--- Begin DATA IN THIS EXERCISE ---

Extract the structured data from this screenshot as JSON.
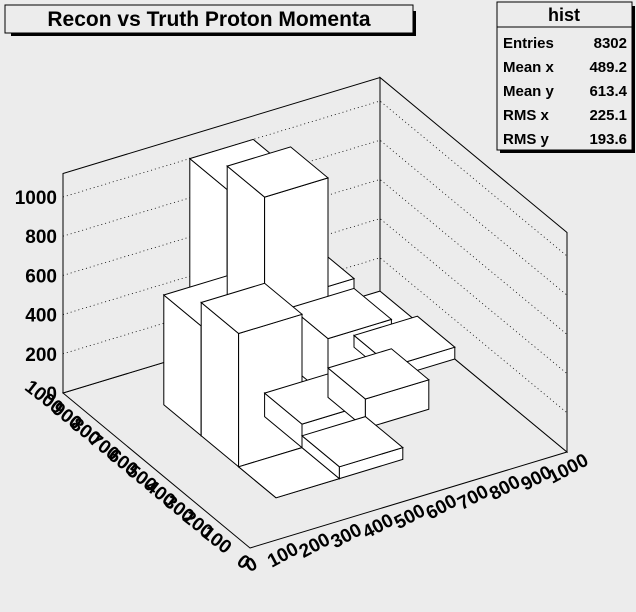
{
  "chart_data": {
    "type": "lego3d",
    "title": "Recon vs Truth Proton Momenta",
    "z_ticks": [
      "0",
      "200",
      "400",
      "600",
      "800",
      "1000"
    ],
    "z_max": 1000,
    "x_ticks": [
      "0",
      "100",
      "200",
      "300",
      "400",
      "500",
      "600",
      "700",
      "800",
      "900",
      "1000"
    ],
    "y_ticks": [
      "0",
      "100",
      "200",
      "300",
      "400",
      "500",
      "600",
      "700",
      "800",
      "900",
      "1000"
    ],
    "x_range": [
      0,
      1000
    ],
    "y_range": [
      0,
      1000
    ],
    "bin_width": 200,
    "bins": [
      {
        "x": 200,
        "y": 200,
        "z": 0
      },
      {
        "x": 200,
        "y": 400,
        "z": 680
      },
      {
        "x": 400,
        "y": 400,
        "z": 120
      },
      {
        "x": 400,
        "y": 200,
        "z": 60
      },
      {
        "x": 200,
        "y": 600,
        "z": 560
      },
      {
        "x": 400,
        "y": 600,
        "z": 1120
      },
      {
        "x": 400,
        "y": 800,
        "z": 1000
      },
      {
        "x": 600,
        "y": 600,
        "z": 300
      },
      {
        "x": 600,
        "y": 400,
        "z": 150
      },
      {
        "x": 600,
        "y": 800,
        "z": 350
      },
      {
        "x": 800,
        "y": 800,
        "z": 30
      },
      {
        "x": 800,
        "y": 600,
        "z": 60
      }
    ],
    "stats": {
      "title": "hist",
      "rows": [
        {
          "label": "Entries",
          "value": "8302"
        },
        {
          "label": "Mean x",
          "value": "489.2"
        },
        {
          "label": "Mean y",
          "value": "613.4"
        },
        {
          "label": "RMS x",
          "value": "225.1"
        },
        {
          "label": "RMS y",
          "value": "193.6"
        }
      ]
    },
    "colors": {
      "background": "#ececec",
      "box_face": "#ffffff",
      "line": "#000000"
    }
  }
}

--- End DATA IN THIS EXERCISE ---

PROBLEM: Working from the material above, transcribe it exactly while omitting pictures.

ANSWER FOR THE TASK:
Extract the structured data from this screenshot as JSON.
{
  "chart_data": {
    "type": "lego3d",
    "title": "Recon vs Truth Proton Momenta",
    "z_ticks": [
      "0",
      "200",
      "400",
      "600",
      "800",
      "1000"
    ],
    "z_max": 1000,
    "x_ticks": [
      "0",
      "100",
      "200",
      "300",
      "400",
      "500",
      "600",
      "700",
      "800",
      "900",
      "1000"
    ],
    "y_ticks": [
      "0",
      "100",
      "200",
      "300",
      "400",
      "500",
      "600",
      "700",
      "800",
      "900",
      "1000"
    ],
    "x_range": [
      0,
      1000
    ],
    "y_range": [
      0,
      1000
    ],
    "bin_width": 200,
    "bins": [
      {
        "x": 200,
        "y": 200,
        "z": 0
      },
      {
        "x": 200,
        "y": 400,
        "z": 680
      },
      {
        "x": 400,
        "y": 400,
        "z": 120
      },
      {
        "x": 400,
        "y": 200,
        "z": 60
      },
      {
        "x": 200,
        "y": 600,
        "z": 560
      },
      {
        "x": 400,
        "y": 600,
        "z": 1120
      },
      {
        "x": 400,
        "y": 800,
        "z": 1000
      },
      {
        "x": 600,
        "y": 600,
        "z": 300
      },
      {
        "x": 600,
        "y": 400,
        "z": 150
      },
      {
        "x": 600,
        "y": 800,
        "z": 350
      },
      {
        "x": 800,
        "y": 800,
        "z": 30
      },
      {
        "x": 800,
        "y": 600,
        "z": 60
      }
    ],
    "stats": {
      "title": "hist",
      "rows": [
        {
          "label": "Entries",
          "value": "8302"
        },
        {
          "label": "Mean x",
          "value": "489.2"
        },
        {
          "label": "Mean y",
          "value": "613.4"
        },
        {
          "label": "RMS x",
          "value": "225.1"
        },
        {
          "label": "RMS y",
          "value": "193.6"
        }
      ]
    },
    "colors": {
      "background": "#ececec",
      "box_face": "#ffffff",
      "line": "#000000"
    }
  }
}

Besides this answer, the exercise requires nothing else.